— Start of INPUT FOR THIS TASK —

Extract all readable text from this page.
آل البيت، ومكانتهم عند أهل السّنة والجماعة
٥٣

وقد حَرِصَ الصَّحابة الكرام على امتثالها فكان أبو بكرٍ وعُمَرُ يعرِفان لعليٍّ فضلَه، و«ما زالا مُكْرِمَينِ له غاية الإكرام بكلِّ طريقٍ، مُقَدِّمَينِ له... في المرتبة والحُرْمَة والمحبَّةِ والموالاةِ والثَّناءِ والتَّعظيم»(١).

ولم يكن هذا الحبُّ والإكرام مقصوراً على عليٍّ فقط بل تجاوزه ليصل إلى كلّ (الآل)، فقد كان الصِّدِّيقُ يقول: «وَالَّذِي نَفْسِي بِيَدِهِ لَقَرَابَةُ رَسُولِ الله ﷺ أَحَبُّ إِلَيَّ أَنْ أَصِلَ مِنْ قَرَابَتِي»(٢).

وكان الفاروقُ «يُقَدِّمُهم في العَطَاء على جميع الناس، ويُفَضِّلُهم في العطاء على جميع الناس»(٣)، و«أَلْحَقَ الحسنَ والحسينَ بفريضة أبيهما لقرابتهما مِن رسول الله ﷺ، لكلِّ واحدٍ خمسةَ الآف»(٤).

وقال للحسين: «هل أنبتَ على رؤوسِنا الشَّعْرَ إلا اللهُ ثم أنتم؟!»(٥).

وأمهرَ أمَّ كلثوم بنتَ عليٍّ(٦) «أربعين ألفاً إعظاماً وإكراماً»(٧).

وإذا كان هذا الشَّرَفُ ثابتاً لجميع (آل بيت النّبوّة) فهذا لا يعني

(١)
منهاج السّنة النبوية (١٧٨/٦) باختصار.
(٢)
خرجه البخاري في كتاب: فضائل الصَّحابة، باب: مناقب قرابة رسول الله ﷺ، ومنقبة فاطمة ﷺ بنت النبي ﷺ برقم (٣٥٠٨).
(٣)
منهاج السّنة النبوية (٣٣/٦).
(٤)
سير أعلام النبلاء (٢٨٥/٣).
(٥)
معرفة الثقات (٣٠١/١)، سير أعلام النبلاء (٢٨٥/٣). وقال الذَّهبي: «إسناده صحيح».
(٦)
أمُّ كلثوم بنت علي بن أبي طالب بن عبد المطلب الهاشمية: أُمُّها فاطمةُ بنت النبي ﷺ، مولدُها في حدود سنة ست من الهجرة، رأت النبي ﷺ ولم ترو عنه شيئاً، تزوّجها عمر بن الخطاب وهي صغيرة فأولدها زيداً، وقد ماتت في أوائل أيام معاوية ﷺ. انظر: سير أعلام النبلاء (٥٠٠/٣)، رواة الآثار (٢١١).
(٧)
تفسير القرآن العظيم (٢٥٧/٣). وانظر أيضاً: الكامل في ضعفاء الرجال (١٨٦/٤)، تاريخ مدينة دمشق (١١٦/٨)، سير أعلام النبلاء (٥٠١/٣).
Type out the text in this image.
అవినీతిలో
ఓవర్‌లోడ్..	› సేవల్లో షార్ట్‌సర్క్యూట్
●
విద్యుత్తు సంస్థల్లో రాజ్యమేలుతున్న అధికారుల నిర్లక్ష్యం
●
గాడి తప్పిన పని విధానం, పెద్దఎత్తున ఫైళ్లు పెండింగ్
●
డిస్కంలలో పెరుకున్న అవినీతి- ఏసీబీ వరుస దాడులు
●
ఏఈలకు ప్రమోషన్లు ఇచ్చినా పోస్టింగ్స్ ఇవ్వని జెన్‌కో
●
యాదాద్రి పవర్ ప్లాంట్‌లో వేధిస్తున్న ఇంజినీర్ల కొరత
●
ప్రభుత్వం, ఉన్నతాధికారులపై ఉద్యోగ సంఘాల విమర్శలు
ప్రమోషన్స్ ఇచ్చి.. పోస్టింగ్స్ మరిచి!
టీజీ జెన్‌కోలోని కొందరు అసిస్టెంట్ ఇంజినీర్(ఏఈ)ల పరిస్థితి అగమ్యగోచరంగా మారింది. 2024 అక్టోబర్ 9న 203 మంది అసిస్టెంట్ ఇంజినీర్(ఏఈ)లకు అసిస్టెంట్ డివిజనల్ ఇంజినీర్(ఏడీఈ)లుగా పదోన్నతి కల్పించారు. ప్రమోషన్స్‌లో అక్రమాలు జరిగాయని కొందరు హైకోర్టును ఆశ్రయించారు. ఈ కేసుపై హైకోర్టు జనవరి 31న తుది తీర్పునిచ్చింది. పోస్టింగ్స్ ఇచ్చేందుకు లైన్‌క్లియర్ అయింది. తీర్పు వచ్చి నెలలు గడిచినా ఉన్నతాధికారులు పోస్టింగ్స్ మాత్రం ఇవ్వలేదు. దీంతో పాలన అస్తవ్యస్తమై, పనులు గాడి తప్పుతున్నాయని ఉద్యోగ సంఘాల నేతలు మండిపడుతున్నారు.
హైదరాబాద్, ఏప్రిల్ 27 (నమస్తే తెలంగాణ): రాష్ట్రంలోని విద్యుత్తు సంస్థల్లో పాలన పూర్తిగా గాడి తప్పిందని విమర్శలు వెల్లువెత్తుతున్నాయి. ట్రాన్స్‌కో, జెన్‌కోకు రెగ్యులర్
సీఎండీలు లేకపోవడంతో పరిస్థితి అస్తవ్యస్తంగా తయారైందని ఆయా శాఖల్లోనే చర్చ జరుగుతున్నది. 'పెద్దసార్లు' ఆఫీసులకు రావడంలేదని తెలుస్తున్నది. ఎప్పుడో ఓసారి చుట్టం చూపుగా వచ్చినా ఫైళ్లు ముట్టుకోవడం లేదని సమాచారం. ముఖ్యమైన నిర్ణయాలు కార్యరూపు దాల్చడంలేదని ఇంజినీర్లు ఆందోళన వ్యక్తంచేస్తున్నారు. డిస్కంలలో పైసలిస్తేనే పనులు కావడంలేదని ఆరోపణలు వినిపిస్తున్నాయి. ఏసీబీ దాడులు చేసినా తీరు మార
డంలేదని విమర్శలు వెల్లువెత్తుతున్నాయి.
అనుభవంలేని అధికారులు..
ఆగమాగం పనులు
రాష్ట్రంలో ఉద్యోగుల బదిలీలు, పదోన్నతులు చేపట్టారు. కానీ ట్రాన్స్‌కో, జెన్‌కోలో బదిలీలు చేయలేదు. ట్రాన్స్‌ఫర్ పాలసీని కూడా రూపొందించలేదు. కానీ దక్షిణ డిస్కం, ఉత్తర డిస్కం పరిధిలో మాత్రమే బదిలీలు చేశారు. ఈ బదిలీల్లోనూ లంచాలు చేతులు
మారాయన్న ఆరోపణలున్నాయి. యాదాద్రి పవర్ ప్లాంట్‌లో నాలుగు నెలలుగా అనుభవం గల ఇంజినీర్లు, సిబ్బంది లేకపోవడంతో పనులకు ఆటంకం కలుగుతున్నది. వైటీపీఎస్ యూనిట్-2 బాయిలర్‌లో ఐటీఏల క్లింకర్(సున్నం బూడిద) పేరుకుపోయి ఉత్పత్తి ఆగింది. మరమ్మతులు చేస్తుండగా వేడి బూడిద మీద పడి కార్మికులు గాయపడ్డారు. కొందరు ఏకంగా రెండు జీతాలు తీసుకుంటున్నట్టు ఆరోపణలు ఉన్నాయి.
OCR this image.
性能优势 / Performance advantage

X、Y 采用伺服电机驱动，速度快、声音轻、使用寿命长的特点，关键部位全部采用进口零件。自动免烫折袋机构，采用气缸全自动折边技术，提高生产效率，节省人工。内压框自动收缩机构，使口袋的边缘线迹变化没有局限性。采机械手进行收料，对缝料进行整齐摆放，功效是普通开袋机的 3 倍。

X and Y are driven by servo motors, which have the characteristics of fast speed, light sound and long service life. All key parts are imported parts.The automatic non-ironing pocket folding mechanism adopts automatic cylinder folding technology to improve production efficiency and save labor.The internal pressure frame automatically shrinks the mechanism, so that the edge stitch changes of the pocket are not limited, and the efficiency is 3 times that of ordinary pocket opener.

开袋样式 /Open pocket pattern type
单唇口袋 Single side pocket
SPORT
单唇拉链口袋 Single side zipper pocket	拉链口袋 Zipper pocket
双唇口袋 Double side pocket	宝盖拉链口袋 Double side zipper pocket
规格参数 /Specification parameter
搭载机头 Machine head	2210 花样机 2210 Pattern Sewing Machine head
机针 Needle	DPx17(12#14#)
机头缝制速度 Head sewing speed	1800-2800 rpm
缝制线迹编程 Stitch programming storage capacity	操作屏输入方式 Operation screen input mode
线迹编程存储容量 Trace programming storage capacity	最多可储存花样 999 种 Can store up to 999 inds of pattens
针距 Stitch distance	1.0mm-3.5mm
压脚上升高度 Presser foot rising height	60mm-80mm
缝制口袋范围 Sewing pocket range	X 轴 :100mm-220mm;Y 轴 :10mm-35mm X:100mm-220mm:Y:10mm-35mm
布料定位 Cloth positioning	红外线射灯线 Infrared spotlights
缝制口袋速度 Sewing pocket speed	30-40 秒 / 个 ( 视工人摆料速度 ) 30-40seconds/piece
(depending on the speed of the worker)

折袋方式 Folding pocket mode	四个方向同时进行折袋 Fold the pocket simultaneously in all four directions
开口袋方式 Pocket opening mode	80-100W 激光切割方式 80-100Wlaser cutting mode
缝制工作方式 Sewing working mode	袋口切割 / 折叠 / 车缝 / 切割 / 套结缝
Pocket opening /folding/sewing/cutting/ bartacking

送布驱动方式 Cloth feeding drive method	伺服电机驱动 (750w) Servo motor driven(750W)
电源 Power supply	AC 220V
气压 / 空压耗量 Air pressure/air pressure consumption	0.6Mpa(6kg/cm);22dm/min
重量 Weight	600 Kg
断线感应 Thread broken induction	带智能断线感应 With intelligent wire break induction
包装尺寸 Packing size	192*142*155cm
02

— End of INPUT FOR THIS TASK —

→ **TASK**
Search the lines for the word "image" and report how many contain it, by number only.

→ **WRITTEN ANSWER**
2